| EXERCISE INSTRUCTIONS |
Every line below must be reproduced exactly. Copy them all.

>> START

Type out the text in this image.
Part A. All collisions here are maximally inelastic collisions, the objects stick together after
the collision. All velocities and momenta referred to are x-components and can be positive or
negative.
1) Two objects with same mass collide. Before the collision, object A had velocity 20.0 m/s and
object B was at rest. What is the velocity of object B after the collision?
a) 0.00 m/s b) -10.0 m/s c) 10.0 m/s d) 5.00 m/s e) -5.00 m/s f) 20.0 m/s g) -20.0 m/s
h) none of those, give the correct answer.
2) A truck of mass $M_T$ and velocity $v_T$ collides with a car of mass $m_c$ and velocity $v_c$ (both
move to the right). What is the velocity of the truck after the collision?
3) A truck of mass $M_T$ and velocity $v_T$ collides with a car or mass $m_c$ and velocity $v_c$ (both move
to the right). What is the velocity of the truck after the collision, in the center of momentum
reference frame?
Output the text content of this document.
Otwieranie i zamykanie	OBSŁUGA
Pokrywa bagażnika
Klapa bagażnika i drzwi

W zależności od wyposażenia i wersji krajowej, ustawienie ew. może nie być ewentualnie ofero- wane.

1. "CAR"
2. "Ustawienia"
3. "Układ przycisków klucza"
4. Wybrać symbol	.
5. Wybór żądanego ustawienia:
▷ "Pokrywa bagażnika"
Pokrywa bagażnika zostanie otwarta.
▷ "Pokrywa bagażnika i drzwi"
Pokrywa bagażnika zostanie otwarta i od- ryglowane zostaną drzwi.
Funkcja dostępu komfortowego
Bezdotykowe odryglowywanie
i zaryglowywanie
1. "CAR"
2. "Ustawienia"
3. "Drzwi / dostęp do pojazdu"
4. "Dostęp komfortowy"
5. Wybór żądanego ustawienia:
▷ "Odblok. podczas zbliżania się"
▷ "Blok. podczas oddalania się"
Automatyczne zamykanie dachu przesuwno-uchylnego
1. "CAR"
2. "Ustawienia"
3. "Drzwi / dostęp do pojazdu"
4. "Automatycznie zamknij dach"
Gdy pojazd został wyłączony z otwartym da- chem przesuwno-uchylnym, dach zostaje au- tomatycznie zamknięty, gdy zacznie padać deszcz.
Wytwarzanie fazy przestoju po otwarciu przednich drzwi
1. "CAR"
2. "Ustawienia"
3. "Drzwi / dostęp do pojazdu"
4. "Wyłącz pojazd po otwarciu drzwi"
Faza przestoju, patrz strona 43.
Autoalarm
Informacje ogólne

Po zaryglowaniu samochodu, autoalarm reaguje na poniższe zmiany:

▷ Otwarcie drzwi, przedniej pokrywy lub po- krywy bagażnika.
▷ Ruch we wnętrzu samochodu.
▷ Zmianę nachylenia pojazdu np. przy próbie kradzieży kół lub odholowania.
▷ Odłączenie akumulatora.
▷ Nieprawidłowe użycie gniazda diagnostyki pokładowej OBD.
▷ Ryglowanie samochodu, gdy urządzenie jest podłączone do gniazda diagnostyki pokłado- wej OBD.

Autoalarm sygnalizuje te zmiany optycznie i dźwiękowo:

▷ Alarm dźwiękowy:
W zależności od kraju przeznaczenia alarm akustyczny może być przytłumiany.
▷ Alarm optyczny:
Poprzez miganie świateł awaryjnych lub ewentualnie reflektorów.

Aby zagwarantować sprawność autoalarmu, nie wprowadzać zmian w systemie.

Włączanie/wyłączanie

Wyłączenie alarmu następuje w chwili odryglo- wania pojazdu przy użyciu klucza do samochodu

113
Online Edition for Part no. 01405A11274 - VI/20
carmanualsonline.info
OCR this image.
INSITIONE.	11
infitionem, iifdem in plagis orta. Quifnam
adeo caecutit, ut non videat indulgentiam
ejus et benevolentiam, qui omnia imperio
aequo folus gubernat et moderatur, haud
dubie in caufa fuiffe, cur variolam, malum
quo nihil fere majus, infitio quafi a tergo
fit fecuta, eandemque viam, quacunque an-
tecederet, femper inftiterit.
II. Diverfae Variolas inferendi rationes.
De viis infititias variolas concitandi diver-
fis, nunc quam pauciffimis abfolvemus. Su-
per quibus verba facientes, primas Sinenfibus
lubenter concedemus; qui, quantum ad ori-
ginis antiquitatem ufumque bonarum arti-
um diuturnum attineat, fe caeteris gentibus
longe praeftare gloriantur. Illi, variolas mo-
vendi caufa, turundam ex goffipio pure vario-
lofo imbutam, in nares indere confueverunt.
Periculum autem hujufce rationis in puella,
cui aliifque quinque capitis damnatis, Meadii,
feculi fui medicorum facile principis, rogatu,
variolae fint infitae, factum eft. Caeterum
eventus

>> END

| ANSWER FOR THIS EXERCISE |
Type out the text in this image.
Part A. All collisions here are maximally inelastic collisions, the objects stick together after
the collision. All velocities and momenta referred to are x-components and can be positive or
negative.
1) Two objects with same mass collide. Before the collision, object A had velocity 20.0 m/s and
object B was at rest. What is the velocity of object B after the collision?
a) 0.00 m/s b) -10.0 m/s c) 10.0 m/s d) 5.00 m/s e) -5.00 m/s f) 20.0 m/s g) -20.0 m/s
h) none of those, give the correct answer.
2) A truck of mass $M_T$ and velocity $v_T$ collides with a car of mass $m_c$ and velocity $v_c$ (both
move to the right). What is the velocity of the truck after the collision?
3) A truck of mass $M_T$ and velocity $v_T$ collides with a car or mass $m_c$ and velocity $v_c$ (both move
to the right). What is the velocity of the truck after the collision, in the center of momentum
reference frame?
Output the text content of this document.
Otwieranie i zamykanie	OBSŁUGA
Pokrywa bagażnika
Klapa bagażnika i drzwi

W zależności od wyposażenia i wersji krajowej, ustawienie ew. może nie być ewentualnie ofero- wane.

1. "CAR"
2. "Ustawienia"
3. "Układ przycisków klucza"
4. Wybrać symbol	.
5. Wybór żądanego ustawienia:
▷ "Pokrywa bagażnika"
Pokrywa bagażnika zostanie otwarta.
▷ "Pokrywa bagażnika i drzwi"
Pokrywa bagażnika zostanie otwarta i od- ryglowane zostaną drzwi.
Funkcja dostępu komfortowego
Bezdotykowe odryglowywanie
i zaryglowywanie
1. "CAR"
2. "Ustawienia"
3. "Drzwi / dostęp do pojazdu"
4. "Dostęp komfortowy"
5. Wybór żądanego ustawienia:
▷ "Odblok. podczas zbliżania się"
▷ "Blok. podczas oddalania się"
Automatyczne zamykanie dachu przesuwno-uchylnego
1. "CAR"
2. "Ustawienia"
3. "Drzwi / dostęp do pojazdu"
4. "Automatycznie zamknij dach"
Gdy pojazd został wyłączony z otwartym da- chem przesuwno-uchylnym, dach zostaje au- tomatycznie zamknięty, gdy zacznie padać deszcz.
Wytwarzanie fazy przestoju po otwarciu przednich drzwi
1. "CAR"
2. "Ustawienia"
3. "Drzwi / dostęp do pojazdu"
4. "Wyłącz pojazd po otwarciu drzwi"
Faza przestoju, patrz strona 43.
Autoalarm
Informacje ogólne

Po zaryglowaniu samochodu, autoalarm reaguje na poniższe zmiany:

▷ Otwarcie drzwi, przedniej pokrywy lub po- krywy bagażnika.
▷ Ruch we wnętrzu samochodu.
▷ Zmianę nachylenia pojazdu np. przy próbie kradzieży kół lub odholowania.
▷ Odłączenie akumulatora.
▷ Nieprawidłowe użycie gniazda diagnostyki pokładowej OBD.
▷ Ryglowanie samochodu, gdy urządzenie jest podłączone do gniazda diagnostyki pokłado- wej OBD.

Autoalarm sygnalizuje te zmiany optycznie i dźwiękowo:

▷ Alarm dźwiękowy:
W zależności od kraju przeznaczenia alarm akustyczny może być przytłumiany.
▷ Alarm optyczny:
Poprzez miganie świateł awaryjnych lub ewentualnie reflektorów.

Aby zagwarantować sprawność autoalarmu, nie wprowadzać zmian w systemie.

Włączanie/wyłączanie

Wyłączenie alarmu następuje w chwili odryglo- wania pojazdu przy użyciu klucza do samochodu

113
Online Edition for Part no. 01405A11274 - VI/20
carmanualsonline.info
OCR this image.
INSITIONE.	11
infitionem, iifdem in plagis orta. Quifnam
adeo caecutit, ut non videat indulgentiam
ejus et benevolentiam, qui omnia imperio
aequo folus gubernat et moderatur, haud
dubie in caufa fuiffe, cur variolam, malum
quo nihil fere majus, infitio quafi a tergo
fit fecuta, eandemque viam, quacunque an-
tecederet, femper inftiterit.
II. Diverfae Variolas inferendi rationes.
De viis infititias variolas concitandi diver-
fis, nunc quam pauciffimis abfolvemus. Su-
per quibus verba facientes, primas Sinenfibus
lubenter concedemus; qui, quantum ad ori-
ginis antiquitatem ufumque bonarum arti-
um diuturnum attineat, fe caeteris gentibus
longe praeftare gloriantur. Illi, variolas mo-
vendi caufa, turundam ex goffipio pure vario-
lofo imbutam, in nares indere confueverunt.
Periculum autem hujufce rationis in puella,
cui aliifque quinque capitis damnatis, Meadii,
feculi fui medicorum facile principis, rogatu,
variolae fint infitae, factum eft. Caeterum
eventus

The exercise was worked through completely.